- **JOB**
Restate the entries word for word, omitting nothing.

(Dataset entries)
────────

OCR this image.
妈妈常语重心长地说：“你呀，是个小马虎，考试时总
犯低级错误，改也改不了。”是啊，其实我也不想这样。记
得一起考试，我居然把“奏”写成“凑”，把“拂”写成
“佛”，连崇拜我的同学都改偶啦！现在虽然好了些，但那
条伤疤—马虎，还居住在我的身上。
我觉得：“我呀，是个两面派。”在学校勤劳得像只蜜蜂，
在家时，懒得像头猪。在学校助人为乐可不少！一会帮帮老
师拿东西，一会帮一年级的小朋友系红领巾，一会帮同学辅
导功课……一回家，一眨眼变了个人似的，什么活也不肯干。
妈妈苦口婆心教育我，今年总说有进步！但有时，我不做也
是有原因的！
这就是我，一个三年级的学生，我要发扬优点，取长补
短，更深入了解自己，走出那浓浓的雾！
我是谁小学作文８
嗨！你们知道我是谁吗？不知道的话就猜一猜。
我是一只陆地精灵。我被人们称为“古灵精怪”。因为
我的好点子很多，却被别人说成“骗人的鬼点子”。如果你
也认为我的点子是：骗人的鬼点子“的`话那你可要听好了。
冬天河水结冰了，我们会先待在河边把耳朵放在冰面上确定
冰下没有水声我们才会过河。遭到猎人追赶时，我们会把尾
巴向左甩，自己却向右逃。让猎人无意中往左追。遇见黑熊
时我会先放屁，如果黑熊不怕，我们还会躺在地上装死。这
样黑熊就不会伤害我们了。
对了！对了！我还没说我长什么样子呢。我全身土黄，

────────

- **RESULT FOR THIS EXERCISE**
OCR this image.
妈妈常语重心长地说：“你呀，是个小马虎，考试时总
犯低级错误，改也改不了。”是啊，其实我也不想这样。记
得一起考试，我居然把“奏”写成“凑”，把“拂”写成
“佛”，连崇拜我的同学都改偶啦！现在虽然好了些，但那
条伤疤—马虎，还居住在我的身上。
我觉得：“我呀，是个两面派。”在学校勤劳得像只蜜蜂，
在家时，懒得像头猪。在学校助人为乐可不少！一会帮帮老
师拿东西，一会帮一年级的小朋友系红领巾，一会帮同学辅
导功课……一回家，一眨眼变了个人似的，什么活也不肯干。
妈妈苦口婆心教育我，今年总说有进步！但有时，我不做也
是有原因的！
这就是我，一个三年级的学生，我要发扬优点，取长补
短，更深入了解自己，走出那浓浓的雾！
我是谁小学作文８
嗨！你们知道我是谁吗？不知道的话就猜一猜。
我是一只陆地精灵。我被人们称为“古灵精怪”。因为
我的好点子很多，却被别人说成“骗人的鬼点子”。如果你
也认为我的点子是：骗人的鬼点子“的`话那你可要听好了。
冬天河水结冰了，我们会先待在河边把耳朵放在冰面上确定
冰下没有水声我们才会过河。遭到猎人追赶时，我们会把尾
巴向左甩，自己却向右逃。让猎人无意中往左追。遇见黑熊
时我会先放屁，如果黑熊不怕，我们还会躺在地上装死。这
样黑熊就不会伤害我们了。
对了！对了！我还没说我长什么样子呢。我全身土黄，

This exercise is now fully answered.